--- begin Entries provided ---

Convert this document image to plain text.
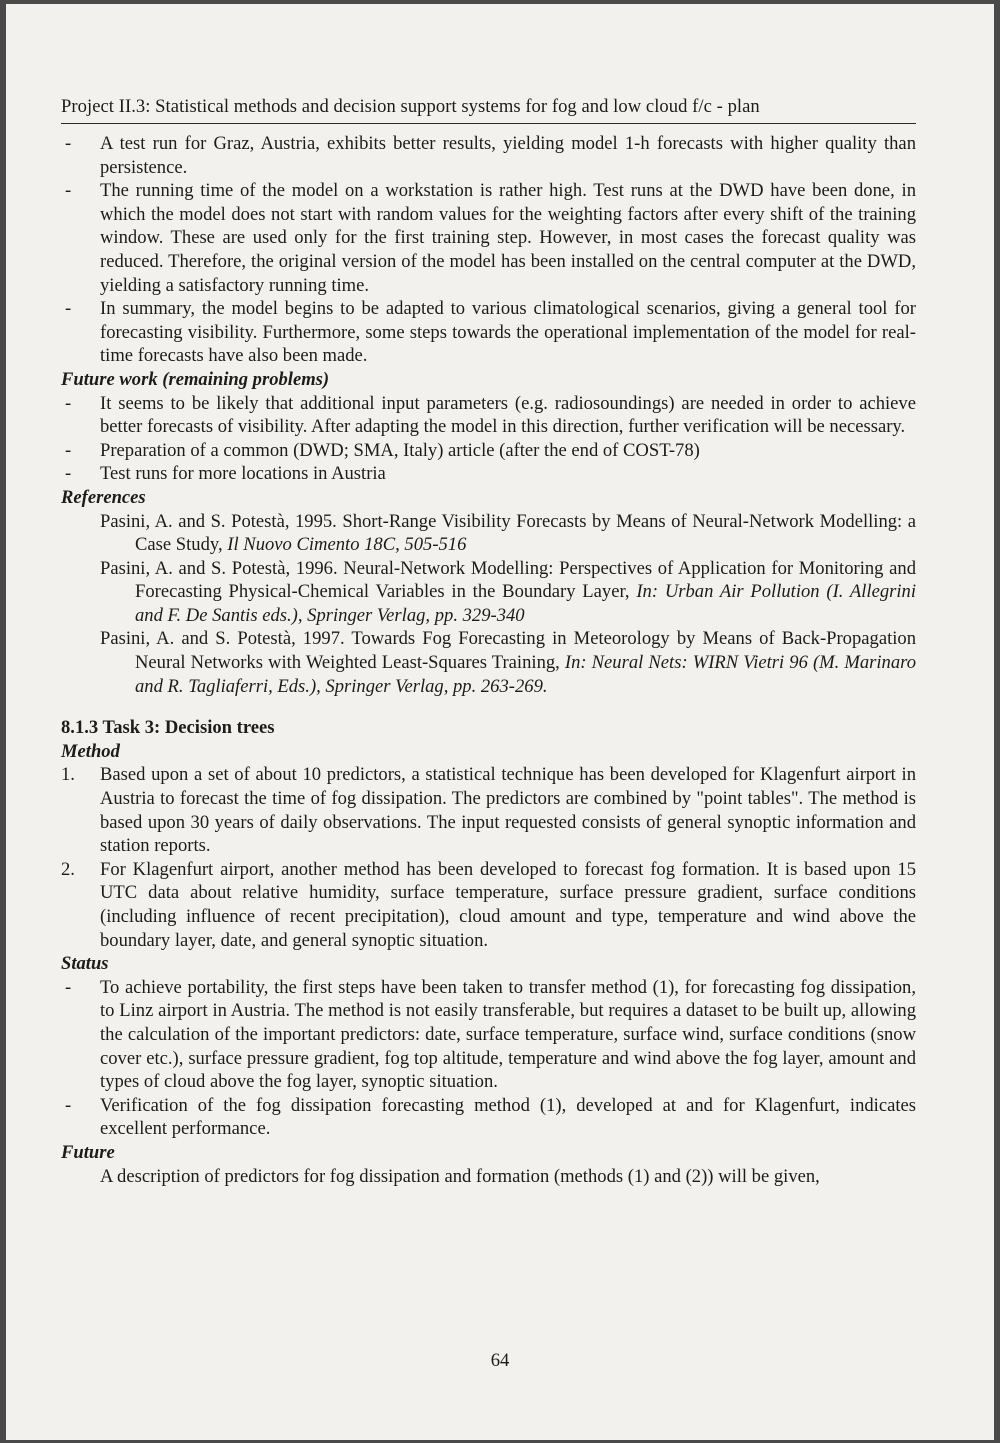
Project II.3: Statistical methods and decision support systems for fog and low cloud f/c - plan
- A test run for Graz, Austria, exhibits better results, yielding model 1-h forecasts with higher quality than persistence.
- The running time of the model on a workstation is rather high. Test runs at the DWD have been done, in which the model does not start with random values for the weighting factors after every shift of the training window. These are used only for the first training step. However, in most cases the forecast quality was reduced. Therefore, the original version of the model has been installed on the central computer at the DWD, yielding a satisfactory running time.
- In summary, the model begins to be adapted to various climatological scenarios, giving a general tool for forecasting visibility. Furthermore, some steps towards the operational implementation of the model for real-time forecasts have also been made.
Future work (remaining problems)
- It seems to be likely that additional input parameters (e.g. radiosoundings) are needed in order to achieve better forecasts of visibility. After adapting the model in this direction, further verification will be necessary.
- Preparation of a common (DWD; SMA, Italy) article (after the end of COST-78)
- Test runs for more locations in Austria
References
Pasini, A. and S. Potestà, 1995. Short-Range Visibility Forecasts by Means of Neural-Network Modelling: a Case Study, Il Nuovo Cimento 18C, 505-516
Pasini, A. and S. Potestà, 1996. Neural-Network Modelling: Perspectives of Application for Monitoring and Forecasting Physical-Chemical Variables in the Boundary Layer, In: Urban Air Pollution (I. Allegrini and F. De Santis eds.), Springer Verlag, pp. 329-340
Pasini, A. and S. Potestà, 1997. Towards Fog Forecasting in Meteorology by Means of Back-Propagation Neural Networks with Weighted Least-Squares Training, In: Neural Nets: WIRN Vietri 96 (M. Marinaro and R. Tagliaferri, Eds.), Springer Verlag, pp. 263-269.
8.1.3 Task 3: Decision trees
Method
1. Based upon a set of about 10 predictors, a statistical technique has been developed for Klagenfurt airport in Austria to forecast the time of fog dissipation. The predictors are combined by "point tables". The method is based upon 30 years of daily observations. The input requested consists of general synoptic information and station reports.
2. For Klagenfurt airport, another method has been developed to forecast fog formation. It is based upon 15 UTC data about relative humidity, surface temperature, surface pressure gradient, surface conditions (including influence of recent precipitation), cloud amount and type, temperature and wind above the boundary layer, date, and general synoptic situation.
Status
- To achieve portability, the first steps have been taken to transfer method (1), for forecasting fog dissipation, to Linz airport in Austria. The method is not easily transferable, but requires a dataset to be built up, allowing the calculation of the important predictors: date, surface temperature, surface wind, surface conditions (snow cover etc.), surface pressure gradient, fog top altitude, temperature and wind above the fog layer, amount and types of cloud above the fog layer, synoptic situation.
- Verification of the fog dissipation forecasting method (1), developed at and for Klagenfurt, indicates excellent performance.
Future
A description of predictors for fog dissipation and formation (methods (1) and (2)) will be given,
64
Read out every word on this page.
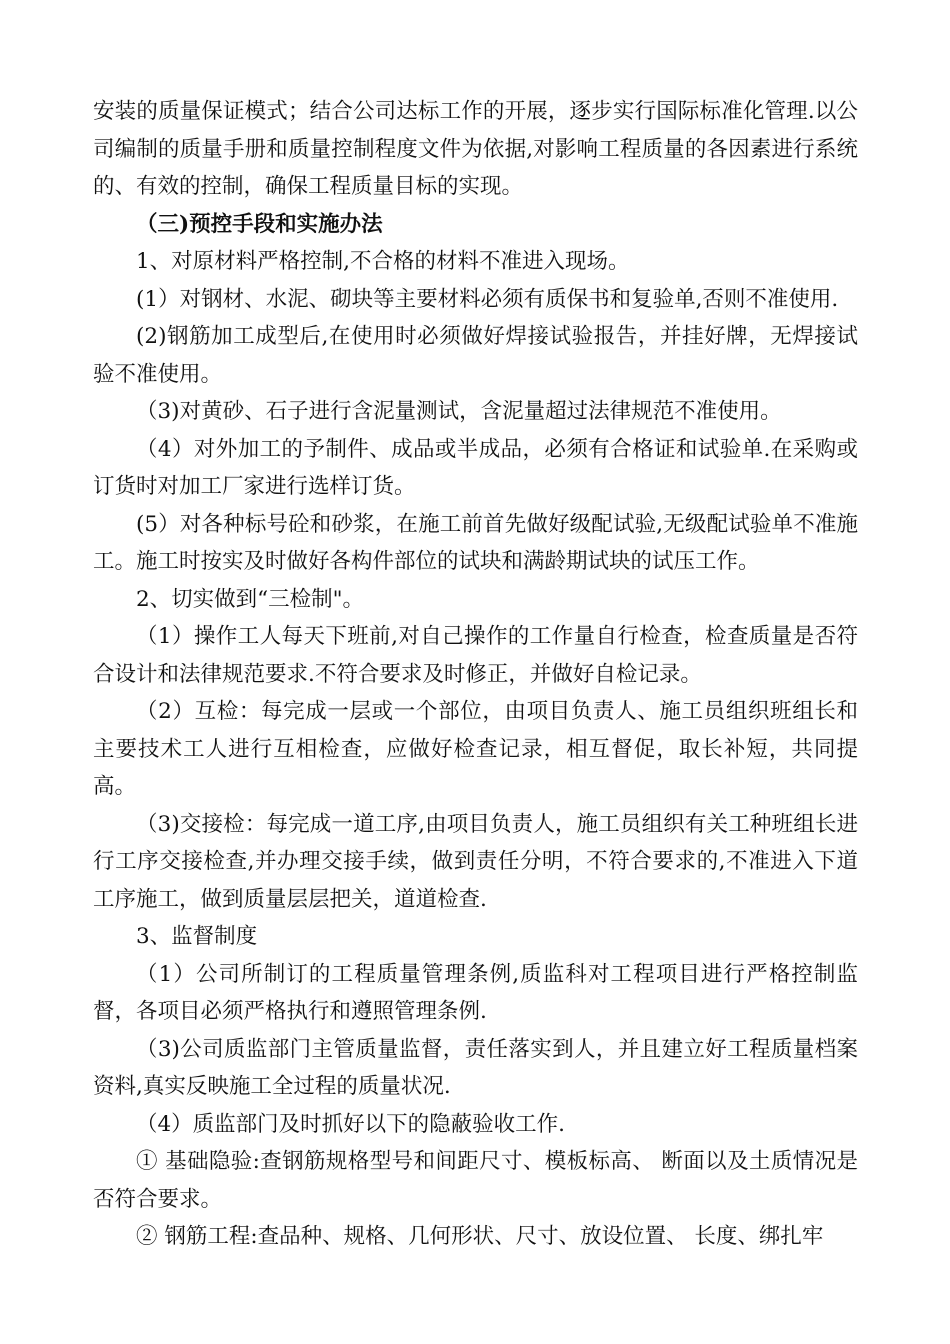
安装的质量保证模式；结合公司达标工作的开展，逐步实行国际标准化管理.以公司编制的质量手册和质量控制程度文件为依据,对影响工程质量的各因素进行系统的、有效的控制，确保工程质量目标的实现。

（三)预控手段和实施办法

1、对原材料严格控制,不合格的材料不准进入现场。

(1）对钢材、水泥、砌块等主要材料必须有质保书和复验单,否则不准使用.

(2)钢筋加工成型后,在使用时必须做好焊接试验报告，并挂好牌，无焊接试验不准使用。

（3)对黄砂、石子进行含泥量测试，含泥量超过法律规范不准使用。

（4）对外加工的予制件、成品或半成品，必须有合格证和试验单.在采购或订货时对加工厂家进行选样订货。

(5）对各种标号砼和砂浆，在施工前首先做好级配试验,无级配试验单不准施工。施工时按实及时做好各构件部位的试块和满龄期试块的试压工作。

2、切实做到“三检制"。

（1）操作工人每天下班前,对自己操作的工作量自行检查，检查质量是否符合设计和法律规范要求.不符合要求及时修正，并做好自检记录。

（2）互检：每完成一层或一个部位，由项目负责人、施工员组织班组长和主要技术工人进行互相检查，应做好检查记录，相互督促，取长补短，共同提高。

（3)交接检：每完成一道工序,由项目负责人，施工员组织有关工种班组长进行工序交接检查,并办理交接手续，做到责任分明，不符合要求的,不准进入下道工序施工，做到质量层层把关，道道检查.

3、监督制度

（1）公司所制订的工程质量管理条例,质监科对工程项目进行严格控制监督，各项目必须严格执行和遵照管理条例.

（3)公司质监部门主管质量监督，责任落实到人，并且建立好工程质量档案资料,真实反映施工全过程的质量状况.

（4）质监部门及时抓好以下的隐蔽验收工作.

① 基础隐验:查钢筋规格型号和间距尺寸、模板标高、 断面以及土质情况是否符合要求。

② 钢筋工程:查品种、规格、几何形状、尺寸、放设位置、 长度、绑扎牢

--- end Entries provided ---

— Requirements —
Begin with the line that contains "Read out every word on this page." and copy every line through the end of the listing, exactly as written, both ends included. Pictures are not part of the copy.

— Expected answer —
Read out every word on this page.
安装的质量保证模式；结合公司达标工作的开展，逐步实行国际标准化管理.以公司编制的质量手册和质量控制程度文件为依据,对影响工程质量的各因素进行系统的、有效的控制，确保工程质量目标的实现。

（三)预控手段和实施办法

1、对原材料严格控制,不合格的材料不准进入现场。

(1）对钢材、水泥、砌块等主要材料必须有质保书和复验单,否则不准使用.

(2)钢筋加工成型后,在使用时必须做好焊接试验报告，并挂好牌，无焊接试验不准使用。

（3)对黄砂、石子进行含泥量测试，含泥量超过法律规范不准使用。

（4）对外加工的予制件、成品或半成品，必须有合格证和试验单.在采购或订货时对加工厂家进行选样订货。

(5）对各种标号砼和砂浆，在施工前首先做好级配试验,无级配试验单不准施工。施工时按实及时做好各构件部位的试块和满龄期试块的试压工作。

2、切实做到“三检制"。

（1）操作工人每天下班前,对自己操作的工作量自行检查，检查质量是否符合设计和法律规范要求.不符合要求及时修正，并做好自检记录。

（2）互检：每完成一层或一个部位，由项目负责人、施工员组织班组长和主要技术工人进行互相检查，应做好检查记录，相互督促，取长补短，共同提高。

（3)交接检：每完成一道工序,由项目负责人，施工员组织有关工种班组长进行工序交接检查,并办理交接手续，做到责任分明，不符合要求的,不准进入下道工序施工，做到质量层层把关，道道检查.

3、监督制度

（1）公司所制订的工程质量管理条例,质监科对工程项目进行严格控制监督，各项目必须严格执行和遵照管理条例.

（3)公司质监部门主管质量监督，责任落实到人，并且建立好工程质量档案资料,真实反映施工全过程的质量状况.

（4）质监部门及时抓好以下的隐蔽验收工作.

① 基础隐验:查钢筋规格型号和间距尺寸、模板标高、 断面以及土质情况是否符合要求。

② 钢筋工程:查品种、规格、几何形状、尺寸、放设位置、 长度、绑扎牢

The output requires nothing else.